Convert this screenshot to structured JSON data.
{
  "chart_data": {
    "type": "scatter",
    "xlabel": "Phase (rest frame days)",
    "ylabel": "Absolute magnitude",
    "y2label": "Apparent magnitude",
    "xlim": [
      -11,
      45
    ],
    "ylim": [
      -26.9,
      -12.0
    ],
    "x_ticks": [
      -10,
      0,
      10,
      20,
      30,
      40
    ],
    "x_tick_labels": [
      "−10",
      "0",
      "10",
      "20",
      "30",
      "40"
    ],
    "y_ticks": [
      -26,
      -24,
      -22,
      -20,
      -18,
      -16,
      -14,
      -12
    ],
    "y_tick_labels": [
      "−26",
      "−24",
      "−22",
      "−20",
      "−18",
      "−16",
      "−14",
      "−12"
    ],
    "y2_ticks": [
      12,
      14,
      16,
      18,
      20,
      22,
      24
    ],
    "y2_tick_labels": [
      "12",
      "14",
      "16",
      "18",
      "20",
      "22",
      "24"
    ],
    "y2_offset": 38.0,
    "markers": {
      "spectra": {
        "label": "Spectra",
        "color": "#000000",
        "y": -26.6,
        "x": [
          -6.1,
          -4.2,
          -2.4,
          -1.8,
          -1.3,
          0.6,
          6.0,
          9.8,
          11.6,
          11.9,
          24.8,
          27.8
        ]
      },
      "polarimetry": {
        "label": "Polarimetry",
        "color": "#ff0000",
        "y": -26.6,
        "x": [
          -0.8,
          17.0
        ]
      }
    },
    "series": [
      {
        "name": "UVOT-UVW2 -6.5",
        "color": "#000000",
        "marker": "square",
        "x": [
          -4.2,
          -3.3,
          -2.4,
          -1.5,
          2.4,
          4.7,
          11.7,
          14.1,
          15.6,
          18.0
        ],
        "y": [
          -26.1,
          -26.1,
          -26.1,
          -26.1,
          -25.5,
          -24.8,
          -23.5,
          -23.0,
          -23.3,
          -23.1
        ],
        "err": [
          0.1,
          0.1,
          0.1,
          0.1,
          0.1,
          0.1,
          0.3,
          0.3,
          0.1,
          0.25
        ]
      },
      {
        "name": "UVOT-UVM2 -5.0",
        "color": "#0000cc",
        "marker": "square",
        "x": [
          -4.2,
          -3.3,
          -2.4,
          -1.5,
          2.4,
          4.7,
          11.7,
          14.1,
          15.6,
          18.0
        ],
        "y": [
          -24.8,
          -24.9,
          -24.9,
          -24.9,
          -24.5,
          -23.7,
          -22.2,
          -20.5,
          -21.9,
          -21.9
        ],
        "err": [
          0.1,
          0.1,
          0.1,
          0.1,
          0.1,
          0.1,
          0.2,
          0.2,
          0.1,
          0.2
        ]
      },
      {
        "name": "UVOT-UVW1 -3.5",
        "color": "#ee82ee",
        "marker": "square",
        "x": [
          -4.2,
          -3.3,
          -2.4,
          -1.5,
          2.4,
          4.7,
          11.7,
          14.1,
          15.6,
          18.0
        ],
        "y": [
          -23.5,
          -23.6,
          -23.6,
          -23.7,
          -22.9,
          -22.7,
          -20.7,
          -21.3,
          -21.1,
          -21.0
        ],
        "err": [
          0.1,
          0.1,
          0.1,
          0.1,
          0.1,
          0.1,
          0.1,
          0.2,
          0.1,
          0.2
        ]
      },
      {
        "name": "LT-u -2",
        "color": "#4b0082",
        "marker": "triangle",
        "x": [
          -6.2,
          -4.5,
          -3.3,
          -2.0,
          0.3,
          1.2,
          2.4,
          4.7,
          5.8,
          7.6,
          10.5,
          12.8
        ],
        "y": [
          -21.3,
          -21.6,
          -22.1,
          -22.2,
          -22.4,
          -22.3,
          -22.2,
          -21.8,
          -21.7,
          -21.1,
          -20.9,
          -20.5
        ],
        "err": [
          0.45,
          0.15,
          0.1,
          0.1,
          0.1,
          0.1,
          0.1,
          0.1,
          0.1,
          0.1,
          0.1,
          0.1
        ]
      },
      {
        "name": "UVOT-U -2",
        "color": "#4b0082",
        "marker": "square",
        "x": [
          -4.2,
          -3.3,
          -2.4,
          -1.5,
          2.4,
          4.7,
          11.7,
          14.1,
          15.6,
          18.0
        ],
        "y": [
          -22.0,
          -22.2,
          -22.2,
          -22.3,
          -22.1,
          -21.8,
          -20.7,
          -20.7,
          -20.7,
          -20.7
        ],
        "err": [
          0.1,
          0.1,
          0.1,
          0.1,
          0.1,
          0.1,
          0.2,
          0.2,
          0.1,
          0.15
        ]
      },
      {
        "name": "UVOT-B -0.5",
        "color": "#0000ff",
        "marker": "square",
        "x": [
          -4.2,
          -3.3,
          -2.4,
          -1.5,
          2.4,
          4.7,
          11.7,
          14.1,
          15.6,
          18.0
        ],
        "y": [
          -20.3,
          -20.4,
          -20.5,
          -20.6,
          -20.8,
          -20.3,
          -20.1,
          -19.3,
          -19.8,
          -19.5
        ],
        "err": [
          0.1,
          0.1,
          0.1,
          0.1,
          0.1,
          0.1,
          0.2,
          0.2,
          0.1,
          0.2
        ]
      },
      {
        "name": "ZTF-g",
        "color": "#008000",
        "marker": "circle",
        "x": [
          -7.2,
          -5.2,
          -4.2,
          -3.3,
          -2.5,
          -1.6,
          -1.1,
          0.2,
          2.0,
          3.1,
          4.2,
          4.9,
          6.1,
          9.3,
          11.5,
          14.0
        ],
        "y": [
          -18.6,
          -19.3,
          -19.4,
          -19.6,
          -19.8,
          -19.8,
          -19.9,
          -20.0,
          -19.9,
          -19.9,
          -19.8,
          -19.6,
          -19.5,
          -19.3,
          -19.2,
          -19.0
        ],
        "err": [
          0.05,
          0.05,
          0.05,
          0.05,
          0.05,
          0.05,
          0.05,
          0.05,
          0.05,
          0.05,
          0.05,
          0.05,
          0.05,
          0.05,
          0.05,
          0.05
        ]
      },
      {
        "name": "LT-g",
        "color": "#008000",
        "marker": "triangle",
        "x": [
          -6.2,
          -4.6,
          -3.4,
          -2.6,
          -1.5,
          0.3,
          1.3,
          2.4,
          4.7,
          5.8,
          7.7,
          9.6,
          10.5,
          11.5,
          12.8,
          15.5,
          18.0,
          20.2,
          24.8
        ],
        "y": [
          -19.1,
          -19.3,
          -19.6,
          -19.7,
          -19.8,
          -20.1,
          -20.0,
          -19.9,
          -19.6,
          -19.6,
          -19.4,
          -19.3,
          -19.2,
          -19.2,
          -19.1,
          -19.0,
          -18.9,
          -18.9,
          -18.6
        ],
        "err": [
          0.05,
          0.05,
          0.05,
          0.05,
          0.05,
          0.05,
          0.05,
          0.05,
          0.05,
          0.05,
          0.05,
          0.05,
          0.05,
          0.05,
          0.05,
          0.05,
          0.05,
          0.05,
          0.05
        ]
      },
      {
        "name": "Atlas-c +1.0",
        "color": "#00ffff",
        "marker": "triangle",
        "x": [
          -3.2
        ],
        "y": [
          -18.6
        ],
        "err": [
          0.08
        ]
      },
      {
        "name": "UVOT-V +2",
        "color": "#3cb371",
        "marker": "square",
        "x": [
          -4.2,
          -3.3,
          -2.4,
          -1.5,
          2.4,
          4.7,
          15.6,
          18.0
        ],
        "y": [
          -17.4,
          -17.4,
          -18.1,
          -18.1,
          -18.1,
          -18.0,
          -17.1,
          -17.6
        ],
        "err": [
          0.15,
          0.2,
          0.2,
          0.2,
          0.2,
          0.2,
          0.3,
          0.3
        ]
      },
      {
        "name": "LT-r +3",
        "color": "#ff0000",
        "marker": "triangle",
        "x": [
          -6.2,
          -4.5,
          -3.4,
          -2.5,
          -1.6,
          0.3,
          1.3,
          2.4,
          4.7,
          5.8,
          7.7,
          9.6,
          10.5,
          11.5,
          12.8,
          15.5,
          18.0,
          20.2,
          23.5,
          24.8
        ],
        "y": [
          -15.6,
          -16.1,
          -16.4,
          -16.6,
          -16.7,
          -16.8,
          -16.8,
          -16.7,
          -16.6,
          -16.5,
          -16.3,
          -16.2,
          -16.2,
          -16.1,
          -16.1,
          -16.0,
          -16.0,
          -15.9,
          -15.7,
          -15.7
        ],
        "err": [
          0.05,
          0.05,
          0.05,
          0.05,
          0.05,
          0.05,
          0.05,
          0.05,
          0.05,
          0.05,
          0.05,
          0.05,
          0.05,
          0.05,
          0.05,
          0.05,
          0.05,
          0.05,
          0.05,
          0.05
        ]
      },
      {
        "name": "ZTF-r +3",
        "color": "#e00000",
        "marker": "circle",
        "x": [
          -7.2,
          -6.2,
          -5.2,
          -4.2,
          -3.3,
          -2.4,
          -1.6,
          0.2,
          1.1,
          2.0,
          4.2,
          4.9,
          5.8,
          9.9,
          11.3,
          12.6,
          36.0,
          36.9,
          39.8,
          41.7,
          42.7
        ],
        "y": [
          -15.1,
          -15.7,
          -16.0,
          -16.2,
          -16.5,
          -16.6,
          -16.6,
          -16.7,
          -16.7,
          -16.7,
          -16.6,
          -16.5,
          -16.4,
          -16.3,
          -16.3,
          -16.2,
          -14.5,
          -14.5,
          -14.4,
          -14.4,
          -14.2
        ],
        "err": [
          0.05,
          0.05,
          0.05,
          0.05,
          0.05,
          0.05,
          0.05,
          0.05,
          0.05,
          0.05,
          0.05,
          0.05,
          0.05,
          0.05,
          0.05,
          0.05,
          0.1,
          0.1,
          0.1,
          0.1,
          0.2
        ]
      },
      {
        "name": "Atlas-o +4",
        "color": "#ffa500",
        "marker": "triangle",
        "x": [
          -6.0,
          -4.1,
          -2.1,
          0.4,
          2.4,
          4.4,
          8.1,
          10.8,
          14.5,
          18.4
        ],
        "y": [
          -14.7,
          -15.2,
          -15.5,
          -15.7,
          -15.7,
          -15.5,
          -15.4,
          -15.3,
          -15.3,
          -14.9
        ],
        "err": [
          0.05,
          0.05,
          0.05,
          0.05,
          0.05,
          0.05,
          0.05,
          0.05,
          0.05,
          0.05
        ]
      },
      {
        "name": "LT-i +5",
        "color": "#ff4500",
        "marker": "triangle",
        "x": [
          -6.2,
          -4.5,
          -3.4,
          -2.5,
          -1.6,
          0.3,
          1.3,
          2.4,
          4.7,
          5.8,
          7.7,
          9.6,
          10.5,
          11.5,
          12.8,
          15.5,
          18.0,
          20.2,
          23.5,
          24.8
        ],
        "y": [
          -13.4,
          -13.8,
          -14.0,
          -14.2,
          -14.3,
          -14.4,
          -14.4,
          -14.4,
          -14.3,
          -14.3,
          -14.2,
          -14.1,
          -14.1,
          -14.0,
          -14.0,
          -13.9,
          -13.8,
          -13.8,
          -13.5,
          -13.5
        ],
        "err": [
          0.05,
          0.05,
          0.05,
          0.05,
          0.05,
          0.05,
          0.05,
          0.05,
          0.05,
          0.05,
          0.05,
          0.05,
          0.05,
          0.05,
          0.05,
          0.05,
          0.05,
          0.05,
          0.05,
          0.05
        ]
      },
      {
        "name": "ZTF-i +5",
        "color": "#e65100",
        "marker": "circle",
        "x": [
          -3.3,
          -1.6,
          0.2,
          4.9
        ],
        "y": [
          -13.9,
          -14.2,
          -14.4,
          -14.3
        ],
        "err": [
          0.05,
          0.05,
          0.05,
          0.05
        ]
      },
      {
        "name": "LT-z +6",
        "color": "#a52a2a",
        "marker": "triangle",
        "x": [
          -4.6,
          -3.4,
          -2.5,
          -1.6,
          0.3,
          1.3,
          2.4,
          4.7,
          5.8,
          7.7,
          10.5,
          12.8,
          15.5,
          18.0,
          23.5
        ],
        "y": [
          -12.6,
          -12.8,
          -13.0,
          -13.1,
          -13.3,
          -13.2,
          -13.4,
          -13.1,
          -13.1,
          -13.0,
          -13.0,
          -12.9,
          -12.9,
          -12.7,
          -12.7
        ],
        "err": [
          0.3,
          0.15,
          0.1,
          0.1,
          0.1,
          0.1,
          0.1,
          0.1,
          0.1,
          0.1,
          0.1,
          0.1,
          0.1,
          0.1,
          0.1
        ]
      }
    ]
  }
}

# SHORT EXERCISE
Count every line of the records that holds "magnitude". State the number, nothing else.

# THE COMPLETED TASK
2